### Exercise requirements
Copy out each line of the data that holds the word "Security".

--- Begin Material to process ---

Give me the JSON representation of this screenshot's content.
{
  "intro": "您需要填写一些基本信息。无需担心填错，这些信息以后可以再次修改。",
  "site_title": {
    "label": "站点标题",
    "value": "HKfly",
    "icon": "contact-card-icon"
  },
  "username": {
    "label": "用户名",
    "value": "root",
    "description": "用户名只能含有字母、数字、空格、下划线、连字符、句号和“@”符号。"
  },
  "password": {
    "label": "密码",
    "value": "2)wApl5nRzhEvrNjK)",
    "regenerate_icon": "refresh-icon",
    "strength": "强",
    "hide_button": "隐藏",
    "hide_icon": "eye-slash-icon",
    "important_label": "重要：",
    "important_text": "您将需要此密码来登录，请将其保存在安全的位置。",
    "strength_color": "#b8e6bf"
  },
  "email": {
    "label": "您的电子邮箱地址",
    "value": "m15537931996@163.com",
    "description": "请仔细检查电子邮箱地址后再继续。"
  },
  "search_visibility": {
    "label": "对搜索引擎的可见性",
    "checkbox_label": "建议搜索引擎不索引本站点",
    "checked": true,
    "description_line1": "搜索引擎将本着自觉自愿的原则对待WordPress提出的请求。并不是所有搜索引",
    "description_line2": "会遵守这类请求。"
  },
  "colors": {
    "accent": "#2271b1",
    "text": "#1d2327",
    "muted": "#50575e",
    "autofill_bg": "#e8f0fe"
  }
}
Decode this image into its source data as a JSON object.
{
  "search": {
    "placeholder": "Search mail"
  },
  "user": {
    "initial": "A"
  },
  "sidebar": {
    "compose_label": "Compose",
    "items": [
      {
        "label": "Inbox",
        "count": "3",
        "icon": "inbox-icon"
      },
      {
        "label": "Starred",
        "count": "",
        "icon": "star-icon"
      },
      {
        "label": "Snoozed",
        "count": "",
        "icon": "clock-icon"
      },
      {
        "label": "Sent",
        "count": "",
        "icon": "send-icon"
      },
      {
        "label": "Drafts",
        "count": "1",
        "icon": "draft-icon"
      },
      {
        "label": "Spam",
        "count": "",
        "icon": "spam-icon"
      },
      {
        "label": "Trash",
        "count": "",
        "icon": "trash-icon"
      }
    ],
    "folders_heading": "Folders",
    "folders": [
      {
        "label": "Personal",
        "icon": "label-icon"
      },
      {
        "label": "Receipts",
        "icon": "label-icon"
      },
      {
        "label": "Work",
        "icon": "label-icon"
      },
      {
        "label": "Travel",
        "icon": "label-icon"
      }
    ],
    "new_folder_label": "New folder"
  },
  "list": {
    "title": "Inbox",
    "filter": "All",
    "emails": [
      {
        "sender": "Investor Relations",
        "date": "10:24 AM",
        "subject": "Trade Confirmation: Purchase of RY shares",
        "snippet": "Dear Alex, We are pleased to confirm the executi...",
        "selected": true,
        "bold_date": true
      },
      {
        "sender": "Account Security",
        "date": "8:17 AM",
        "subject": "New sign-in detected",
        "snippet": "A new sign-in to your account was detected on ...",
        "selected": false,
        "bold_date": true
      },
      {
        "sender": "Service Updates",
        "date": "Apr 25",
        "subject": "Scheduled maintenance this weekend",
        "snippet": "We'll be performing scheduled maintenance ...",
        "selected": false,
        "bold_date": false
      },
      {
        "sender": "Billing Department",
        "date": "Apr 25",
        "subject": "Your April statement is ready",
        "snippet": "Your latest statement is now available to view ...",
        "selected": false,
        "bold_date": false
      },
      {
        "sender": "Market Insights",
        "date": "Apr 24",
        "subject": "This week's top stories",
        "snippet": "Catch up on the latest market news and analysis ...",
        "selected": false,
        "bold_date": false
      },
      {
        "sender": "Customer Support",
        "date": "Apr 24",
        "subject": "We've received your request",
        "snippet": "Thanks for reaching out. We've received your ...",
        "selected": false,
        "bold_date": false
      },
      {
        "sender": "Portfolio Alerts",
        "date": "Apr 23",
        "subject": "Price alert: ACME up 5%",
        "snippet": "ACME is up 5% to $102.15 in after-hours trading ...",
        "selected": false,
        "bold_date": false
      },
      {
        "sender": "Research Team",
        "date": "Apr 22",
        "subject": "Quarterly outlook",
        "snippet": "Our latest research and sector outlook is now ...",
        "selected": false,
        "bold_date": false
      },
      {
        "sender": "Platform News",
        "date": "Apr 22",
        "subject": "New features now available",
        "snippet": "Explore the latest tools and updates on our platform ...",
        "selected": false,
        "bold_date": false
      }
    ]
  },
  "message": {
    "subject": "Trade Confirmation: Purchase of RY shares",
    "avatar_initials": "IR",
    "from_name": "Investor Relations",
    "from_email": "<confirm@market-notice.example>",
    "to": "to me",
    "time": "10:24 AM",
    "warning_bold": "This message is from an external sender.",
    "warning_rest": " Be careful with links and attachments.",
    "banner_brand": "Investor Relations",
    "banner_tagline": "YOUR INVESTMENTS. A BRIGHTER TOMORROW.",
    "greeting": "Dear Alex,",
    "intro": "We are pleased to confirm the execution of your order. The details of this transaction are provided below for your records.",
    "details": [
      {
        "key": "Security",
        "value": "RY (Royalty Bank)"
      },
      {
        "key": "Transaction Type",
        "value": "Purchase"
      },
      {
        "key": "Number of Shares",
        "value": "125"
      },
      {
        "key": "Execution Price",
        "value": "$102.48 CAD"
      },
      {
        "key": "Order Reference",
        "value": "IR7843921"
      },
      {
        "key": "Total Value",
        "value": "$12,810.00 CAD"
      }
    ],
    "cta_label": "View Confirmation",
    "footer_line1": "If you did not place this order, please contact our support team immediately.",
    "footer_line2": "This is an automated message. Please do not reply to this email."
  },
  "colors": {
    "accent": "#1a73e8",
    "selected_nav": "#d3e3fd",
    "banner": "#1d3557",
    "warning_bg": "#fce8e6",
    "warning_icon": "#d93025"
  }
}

--- End Material to process ---

### In response
        "sender": "Account Security",
        "key": "Security",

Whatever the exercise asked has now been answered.